Given exercise — Every entry that follows should be repeated exactly; drop the images.

Extracted data —

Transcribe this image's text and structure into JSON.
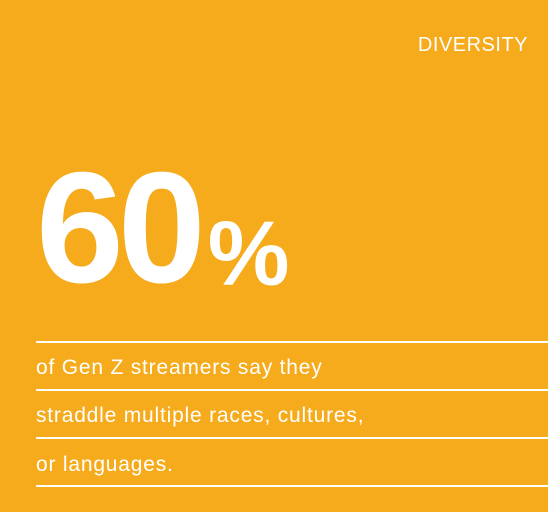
{
  "card": {
    "category": "DIVERSITY",
    "stat": {
      "number": "60",
      "unit": "%"
    },
    "caption_lines": [
      "of Gen Z streamers say they",
      "straddle multiple races, cultures,",
      "or languages."
    ],
    "colors": {
      "background": "#F5AB1B",
      "text": "#FFFFFF"
    }
  }
}
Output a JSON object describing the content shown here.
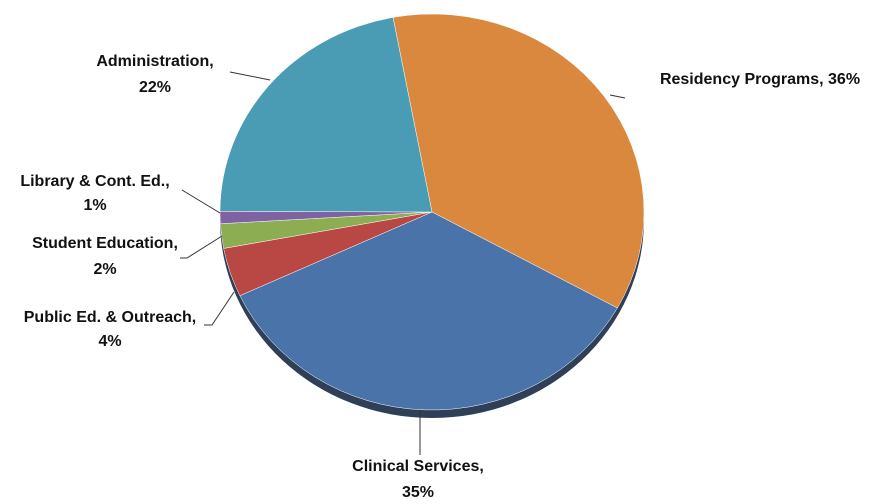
{
  "chart_data": {
    "type": "pie",
    "labels": [
      [
        "Residency Programs, 36%"
      ],
      [
        "Clinical Services,",
        "35%"
      ],
      [
        "Public Ed. & Outreach,",
        "4%"
      ],
      [
        "Student Education,",
        "2%"
      ],
      [
        "Library & Cont. Ed.,",
        "1%"
      ],
      [
        "Administration,",
        "22%"
      ]
    ],
    "values": [
      36,
      35,
      4,
      2,
      1,
      22
    ],
    "colors": [
      "#d9883e",
      "#4a73aa",
      "#b94743",
      "#8cad52",
      "#7f62a1",
      "#4a9bb4"
    ]
  }
}
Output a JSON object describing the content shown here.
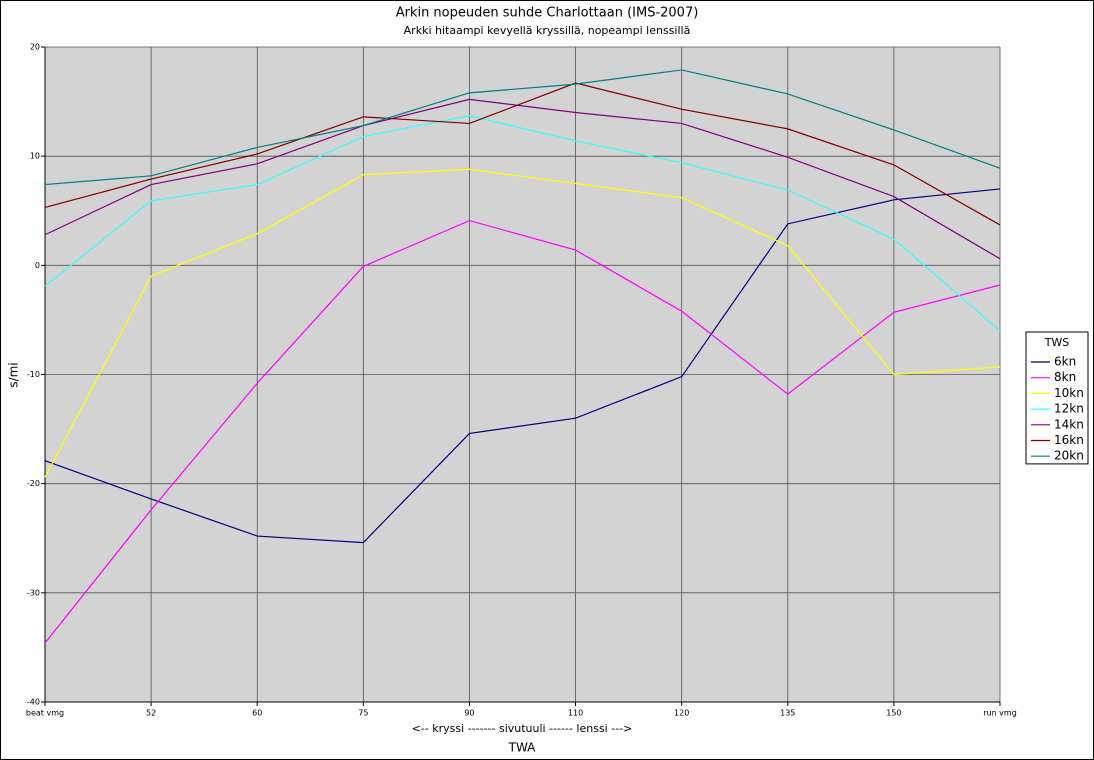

Answer to the problem —
Transcribe this image's text and structure into JSON.
{
  "card": {
    "category": "DIVERSITY",
    "stat": {
      "number": "60",
      "unit": "%"
    },
    "caption_lines": [
      "of Gen Z streamers say they",
      "straddle multiple races, cultures,",
      "or languages."
    ],
    "colors": {
      "background": "#F5AB1B",
      "text": "#FFFFFF"
    }
  }
}
Output a JSON object describing the content shown here.
{
  "chart_data": {
    "type": "pie",
    "labels": [
      [
        "Residency Programs, 36%"
      ],
      [
        "Clinical Services,",
        "35%"
      ],
      [
        "Public Ed. & Outreach,",
        "4%"
      ],
      [
        "Student Education,",
        "2%"
      ],
      [
        "Library & Cont. Ed.,",
        "1%"
      ],
      [
        "Administration,",
        "22%"
      ]
    ],
    "values": [
      36,
      35,
      4,
      2,
      1,
      22
    ],
    "colors": [
      "#d9883e",
      "#4a73aa",
      "#b94743",
      "#8cad52",
      "#7f62a1",
      "#4a9bb4"
    ]
  }
}
Output a JSON object describing the content shown here.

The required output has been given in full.